▶ [What the task asks]: Can you find the lines of the listing that include "百度经验" and copy every one?

▶ [Material for this task]:
****
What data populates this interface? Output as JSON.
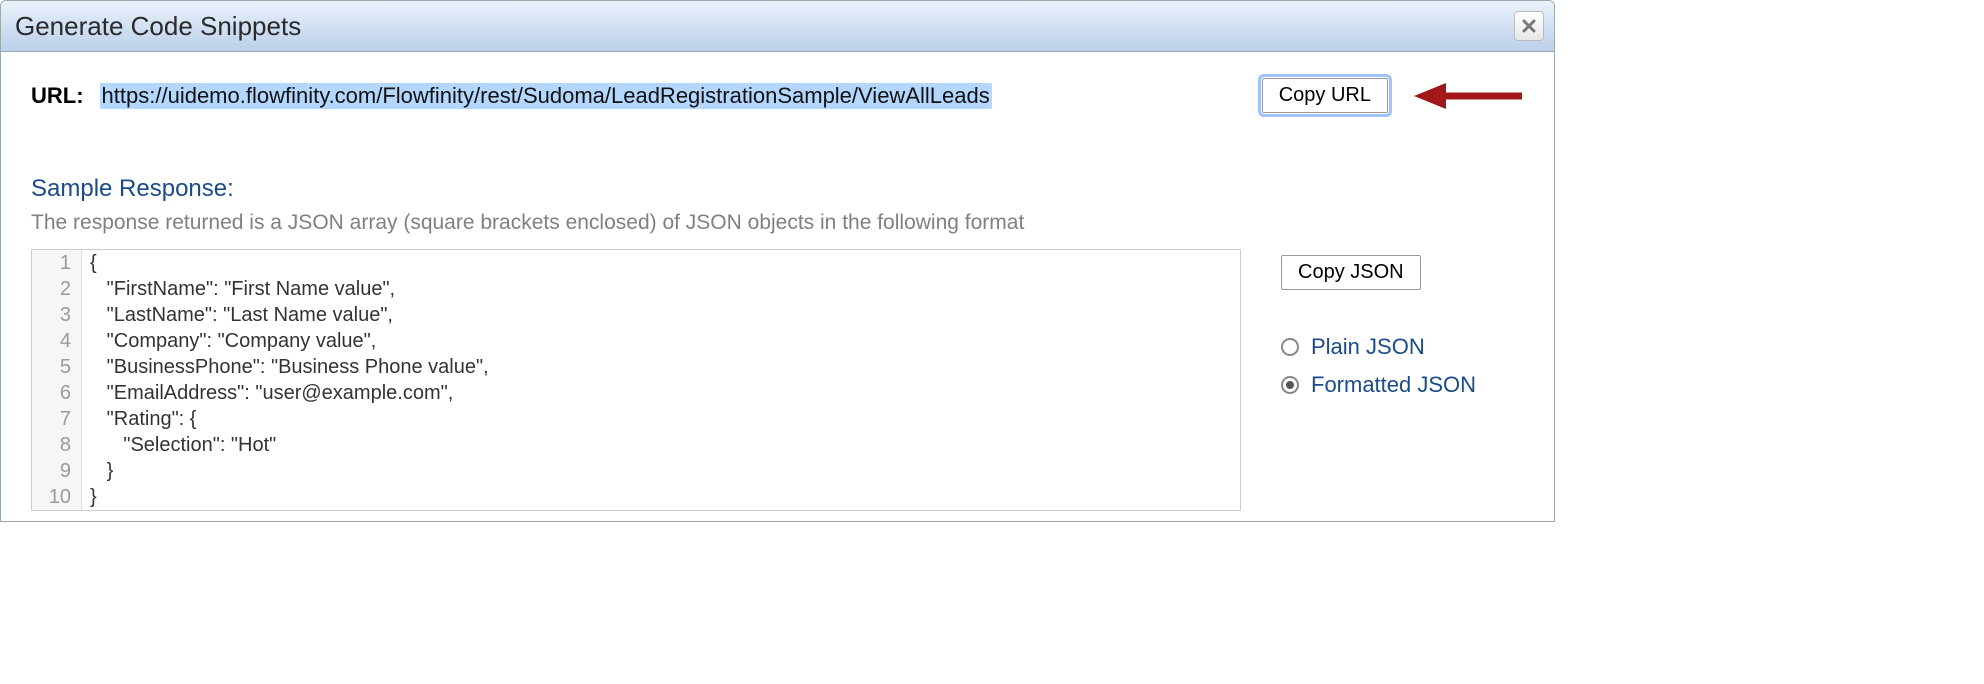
{
  "dialog": {
    "title": "Generate Code Snippets"
  },
  "url": {
    "label": "URL:",
    "value": "https://uidemo.flowfinity.com/Flowfinity/rest/Sudoma/LeadRegistrationSample/ViewAllLeads",
    "copy_button": "Copy URL"
  },
  "sample": {
    "title": "Sample Response:",
    "description": "The response returned is a JSON array (square brackets enclosed) of JSON objects in the following format"
  },
  "code_lines": [
    "{",
    "   \"FirstName\": \"First Name value\",",
    "   \"LastName\": \"Last Name value\",",
    "   \"Company\": \"Company value\",",
    "   \"BusinessPhone\": \"Business Phone value\",",
    "   \"EmailAddress\": \"user@example.com\",",
    "   \"Rating\": {",
    "      \"Selection\": \"Hot\"",
    "   }",
    "}"
  ],
  "side": {
    "copy_json": "Copy JSON",
    "options": [
      {
        "label": "Plain JSON",
        "checked": false
      },
      {
        "label": "Formatted JSON",
        "checked": true
      }
    ]
  }
}
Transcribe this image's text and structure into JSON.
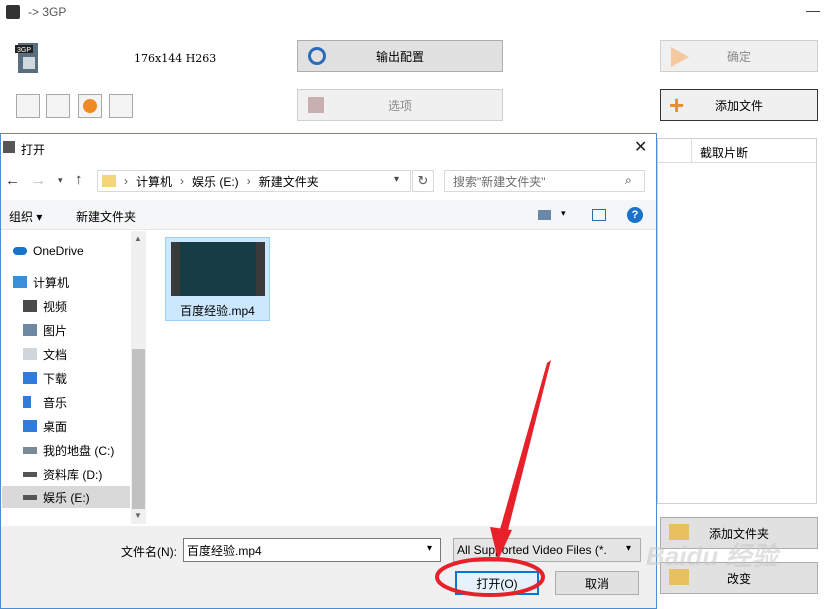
{
  "app": {
    "title": "-> 3GP",
    "format_info": "176x144 H263",
    "buttons": {
      "output_config": "输出配置",
      "options": "选项",
      "confirm": "确定",
      "add_file": "添加文件",
      "add_folder": "添加文件夹",
      "change": "改变"
    },
    "table_header_clip": "截取片断"
  },
  "dialog": {
    "title": "打开",
    "breadcrumb": [
      "计算机",
      "娱乐 (E:)",
      "新建文件夹"
    ],
    "search_placeholder": "搜索\"新建文件夹\"",
    "toolbar": {
      "organize": "组织 ▾",
      "new_folder": "新建文件夹"
    },
    "nav_items": [
      {
        "label": "OneDrive",
        "icon": "cloud-icon"
      },
      {
        "label": "计算机",
        "icon": "computer-icon"
      },
      {
        "label": "视频",
        "icon": "video-folder-icon"
      },
      {
        "label": "图片",
        "icon": "pictures-folder-icon"
      },
      {
        "label": "文档",
        "icon": "documents-folder-icon"
      },
      {
        "label": "下载",
        "icon": "downloads-icon"
      },
      {
        "label": "音乐",
        "icon": "music-icon"
      },
      {
        "label": "桌面",
        "icon": "desktop-icon"
      },
      {
        "label": "我的地盘 (C:)",
        "icon": "drive-icon"
      },
      {
        "label": "资料库 (D:)",
        "icon": "drive-icon"
      },
      {
        "label": "娱乐 (E:)",
        "icon": "drive-icon"
      }
    ],
    "file": {
      "name": "百度经验.mp4"
    },
    "filename_label": "文件名(N):",
    "filename_value": "百度经验.mp4",
    "filetype_value": "All Supported Video Files (*.",
    "open_button": "打开(O)",
    "cancel_button": "取消"
  },
  "watermark": "Baidu 经验",
  "colors": {
    "accent": "#0078d7",
    "annotation": "#e8202a",
    "selection": "#cce8ff"
  }
}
****
▶ [Task result]:
      "name": "百度经验.mp4"
    "filename_value": "百度经验.mp4",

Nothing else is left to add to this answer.